===== Records to use

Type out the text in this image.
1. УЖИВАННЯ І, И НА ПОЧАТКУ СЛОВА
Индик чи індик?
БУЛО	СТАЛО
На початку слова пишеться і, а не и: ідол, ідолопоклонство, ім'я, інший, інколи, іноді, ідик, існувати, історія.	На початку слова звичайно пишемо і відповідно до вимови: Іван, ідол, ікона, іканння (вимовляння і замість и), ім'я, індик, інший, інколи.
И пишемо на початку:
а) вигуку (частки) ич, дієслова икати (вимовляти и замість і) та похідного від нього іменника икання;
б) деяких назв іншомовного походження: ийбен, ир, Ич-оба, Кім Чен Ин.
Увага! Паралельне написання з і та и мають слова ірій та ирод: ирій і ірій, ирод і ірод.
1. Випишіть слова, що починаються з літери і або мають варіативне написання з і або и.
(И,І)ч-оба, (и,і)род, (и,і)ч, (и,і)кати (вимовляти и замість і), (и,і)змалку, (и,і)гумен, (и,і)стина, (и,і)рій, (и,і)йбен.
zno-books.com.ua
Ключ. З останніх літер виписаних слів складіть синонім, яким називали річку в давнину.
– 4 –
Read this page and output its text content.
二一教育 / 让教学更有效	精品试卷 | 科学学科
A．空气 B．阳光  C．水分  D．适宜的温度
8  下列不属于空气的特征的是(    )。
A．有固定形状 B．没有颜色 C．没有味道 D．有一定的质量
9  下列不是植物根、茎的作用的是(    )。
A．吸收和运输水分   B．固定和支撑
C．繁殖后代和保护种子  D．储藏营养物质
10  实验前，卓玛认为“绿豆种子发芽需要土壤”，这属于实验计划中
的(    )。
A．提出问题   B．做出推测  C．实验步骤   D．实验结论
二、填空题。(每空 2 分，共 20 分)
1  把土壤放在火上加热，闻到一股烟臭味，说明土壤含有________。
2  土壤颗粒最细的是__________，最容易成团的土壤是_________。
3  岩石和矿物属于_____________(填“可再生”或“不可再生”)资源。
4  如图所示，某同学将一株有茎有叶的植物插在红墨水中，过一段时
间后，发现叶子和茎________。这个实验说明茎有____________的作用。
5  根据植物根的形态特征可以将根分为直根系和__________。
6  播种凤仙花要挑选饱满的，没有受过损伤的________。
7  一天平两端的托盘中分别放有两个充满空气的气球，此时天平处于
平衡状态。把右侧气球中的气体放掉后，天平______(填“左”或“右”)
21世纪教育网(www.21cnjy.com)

==========

# [Task to complete]
Select and copy every line of the material that holds the string "написання".

# [Finished task]
Увага! Паралельне написання з і та и мають слова ірій та ирод: ирій і ірій, ирод і ірод.
1. Випишіть слова, що починаються з літери і або мають варіативне написання з і або и.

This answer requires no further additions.